- GIVEN TASK: Return every line of the data below that includes the string "jiǎng".

===== PROVIDED ENTRIES

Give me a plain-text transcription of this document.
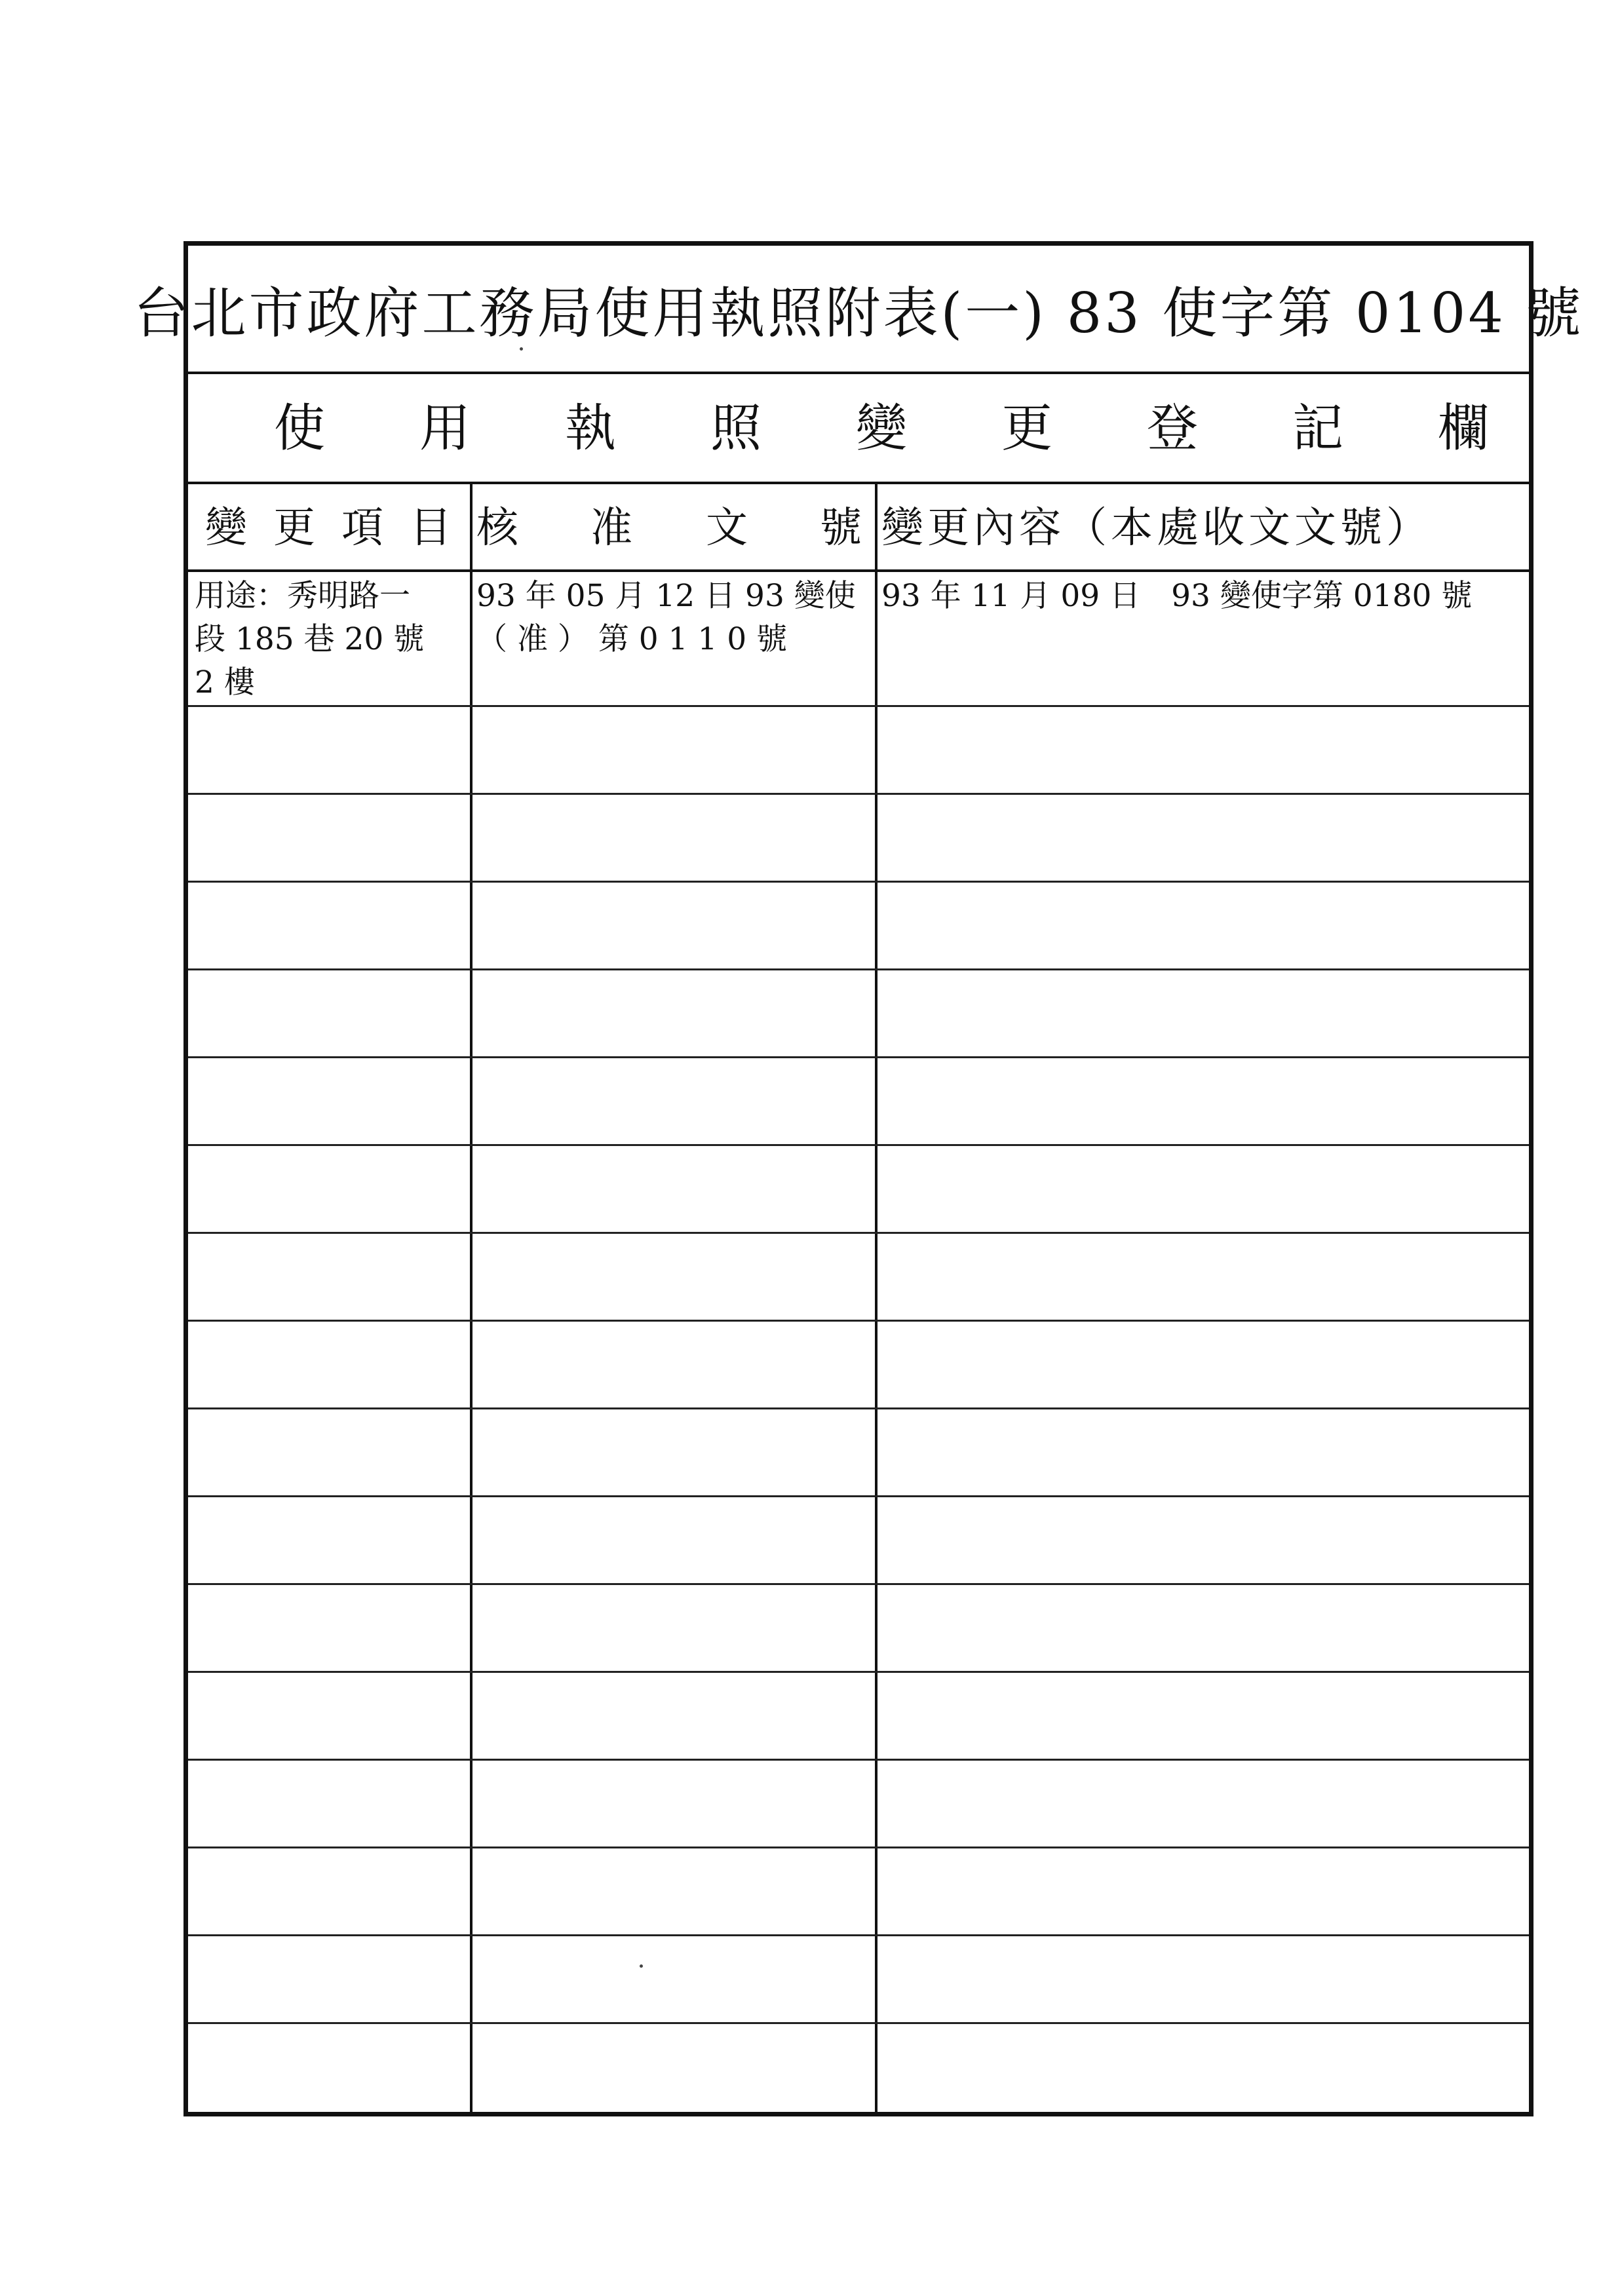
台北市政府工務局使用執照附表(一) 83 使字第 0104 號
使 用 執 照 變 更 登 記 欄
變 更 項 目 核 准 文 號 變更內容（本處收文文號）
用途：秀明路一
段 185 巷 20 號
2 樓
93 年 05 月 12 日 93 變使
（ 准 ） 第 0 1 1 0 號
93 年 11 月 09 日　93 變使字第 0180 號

==========
===== PROVIDED ENTRIES

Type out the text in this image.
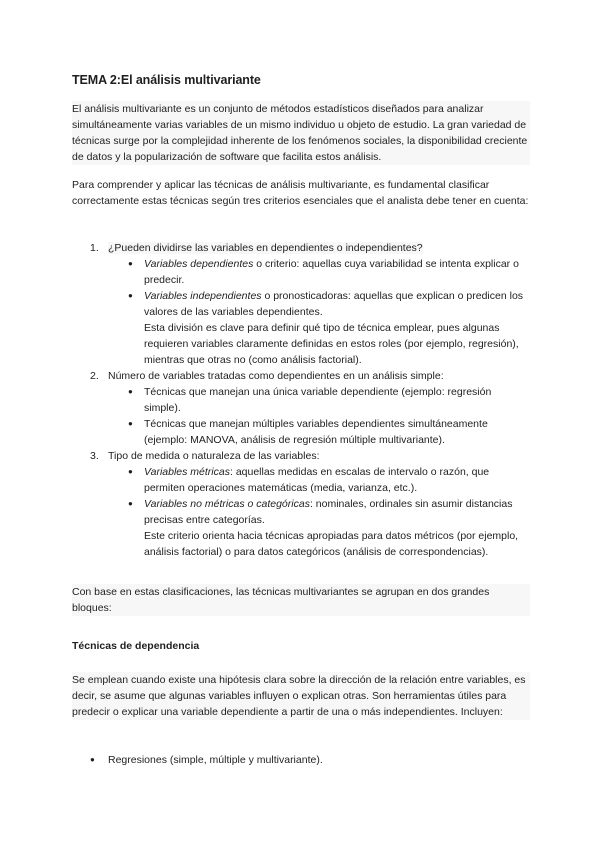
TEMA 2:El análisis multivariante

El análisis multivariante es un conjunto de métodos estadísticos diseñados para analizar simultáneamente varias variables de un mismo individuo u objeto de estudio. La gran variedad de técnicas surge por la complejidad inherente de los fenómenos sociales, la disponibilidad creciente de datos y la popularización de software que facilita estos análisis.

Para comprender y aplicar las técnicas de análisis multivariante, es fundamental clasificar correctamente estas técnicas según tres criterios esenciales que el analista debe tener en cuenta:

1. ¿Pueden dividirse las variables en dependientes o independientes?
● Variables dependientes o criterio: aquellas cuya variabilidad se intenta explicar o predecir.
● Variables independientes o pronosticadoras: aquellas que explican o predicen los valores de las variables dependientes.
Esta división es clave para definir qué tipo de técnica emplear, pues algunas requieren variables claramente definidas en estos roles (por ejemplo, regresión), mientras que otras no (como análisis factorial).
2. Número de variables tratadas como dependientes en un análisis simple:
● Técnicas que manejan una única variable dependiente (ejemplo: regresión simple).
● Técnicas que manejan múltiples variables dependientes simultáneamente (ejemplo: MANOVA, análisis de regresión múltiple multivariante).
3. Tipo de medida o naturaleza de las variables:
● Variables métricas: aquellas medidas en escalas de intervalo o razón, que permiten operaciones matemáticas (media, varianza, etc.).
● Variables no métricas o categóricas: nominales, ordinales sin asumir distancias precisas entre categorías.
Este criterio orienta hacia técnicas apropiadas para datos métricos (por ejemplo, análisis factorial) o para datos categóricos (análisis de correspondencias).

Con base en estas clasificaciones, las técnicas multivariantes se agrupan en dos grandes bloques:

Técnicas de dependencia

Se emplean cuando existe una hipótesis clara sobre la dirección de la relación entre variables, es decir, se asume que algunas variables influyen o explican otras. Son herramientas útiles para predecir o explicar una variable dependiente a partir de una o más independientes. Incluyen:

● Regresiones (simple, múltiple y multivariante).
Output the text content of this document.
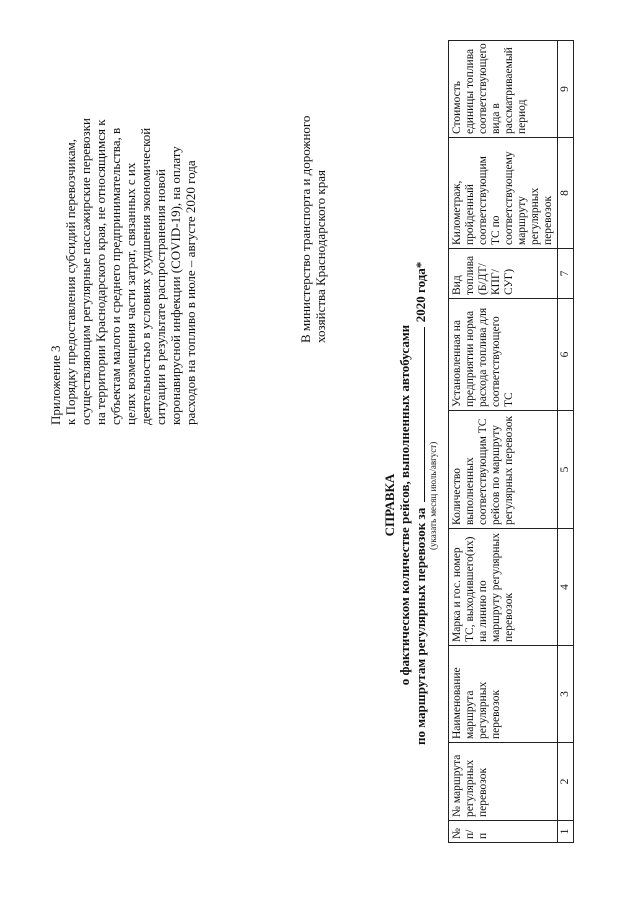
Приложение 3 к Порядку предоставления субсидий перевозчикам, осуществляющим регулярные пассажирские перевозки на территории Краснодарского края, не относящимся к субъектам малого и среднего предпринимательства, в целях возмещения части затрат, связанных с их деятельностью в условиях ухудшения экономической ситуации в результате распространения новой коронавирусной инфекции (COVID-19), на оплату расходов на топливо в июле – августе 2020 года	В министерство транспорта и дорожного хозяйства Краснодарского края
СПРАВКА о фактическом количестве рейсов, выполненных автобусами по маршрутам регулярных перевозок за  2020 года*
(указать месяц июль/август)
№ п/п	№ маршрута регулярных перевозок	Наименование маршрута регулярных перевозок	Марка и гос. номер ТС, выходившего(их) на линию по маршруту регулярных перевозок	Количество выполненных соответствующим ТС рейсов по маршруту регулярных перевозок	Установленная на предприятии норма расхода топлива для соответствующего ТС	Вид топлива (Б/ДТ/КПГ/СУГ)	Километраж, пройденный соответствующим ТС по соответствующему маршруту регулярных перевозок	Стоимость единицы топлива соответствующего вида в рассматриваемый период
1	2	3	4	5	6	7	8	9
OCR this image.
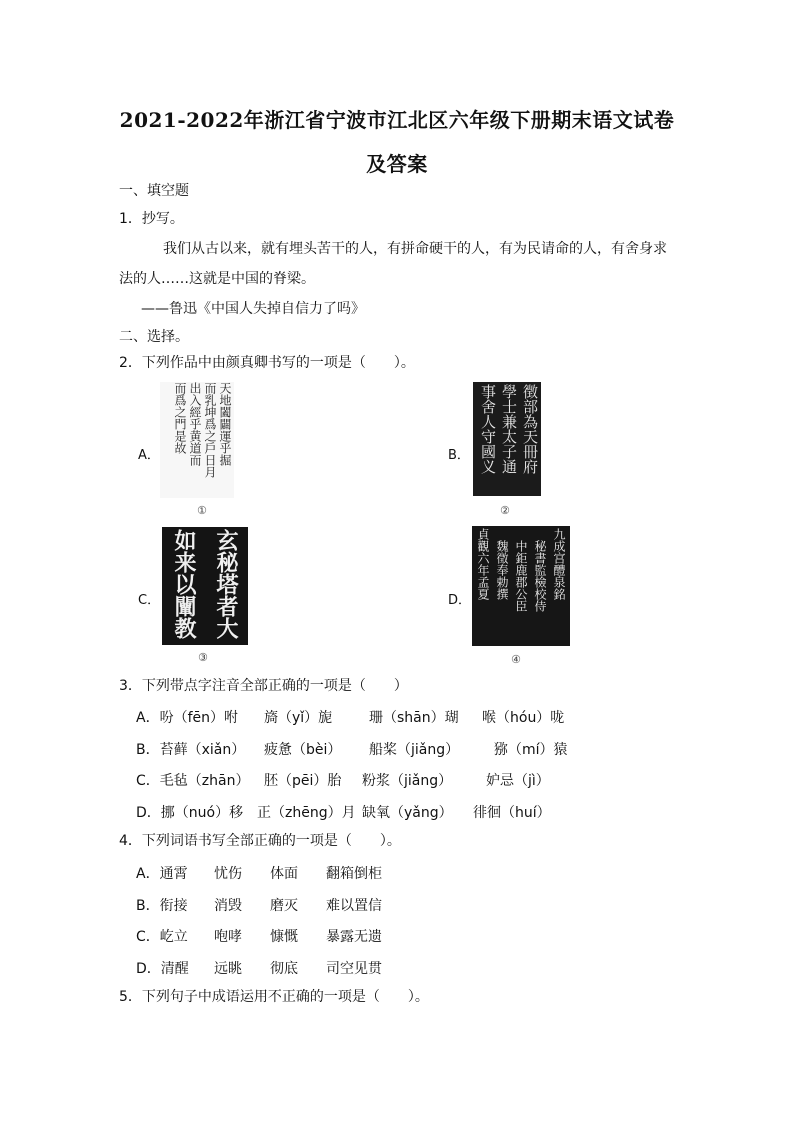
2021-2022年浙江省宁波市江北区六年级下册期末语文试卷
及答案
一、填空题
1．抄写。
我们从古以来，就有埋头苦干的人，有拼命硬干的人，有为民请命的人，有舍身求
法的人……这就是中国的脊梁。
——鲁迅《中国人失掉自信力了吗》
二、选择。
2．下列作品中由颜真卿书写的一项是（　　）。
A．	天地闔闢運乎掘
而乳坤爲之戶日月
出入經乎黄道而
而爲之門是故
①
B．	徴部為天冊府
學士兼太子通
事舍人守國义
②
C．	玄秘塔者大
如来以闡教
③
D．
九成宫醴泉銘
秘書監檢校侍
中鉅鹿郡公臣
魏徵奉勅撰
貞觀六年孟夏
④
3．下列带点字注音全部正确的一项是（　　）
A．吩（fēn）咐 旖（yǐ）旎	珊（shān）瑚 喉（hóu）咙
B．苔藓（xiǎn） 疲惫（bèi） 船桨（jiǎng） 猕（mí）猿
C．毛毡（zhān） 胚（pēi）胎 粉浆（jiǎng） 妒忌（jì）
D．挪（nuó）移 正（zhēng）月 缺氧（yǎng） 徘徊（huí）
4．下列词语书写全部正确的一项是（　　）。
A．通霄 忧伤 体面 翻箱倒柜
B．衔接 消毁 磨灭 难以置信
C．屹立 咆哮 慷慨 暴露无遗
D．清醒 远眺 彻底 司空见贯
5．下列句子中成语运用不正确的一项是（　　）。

==========

- SOLUTION FOR THIS EXERCISE:
B．苔藓（xiǎn） 疲惫（bèi） 船桨（jiǎng） 猕（mí）猿
C．毛毡（zhān） 胚（pēi）胎 粉浆（jiǎng） 妒忌（jì）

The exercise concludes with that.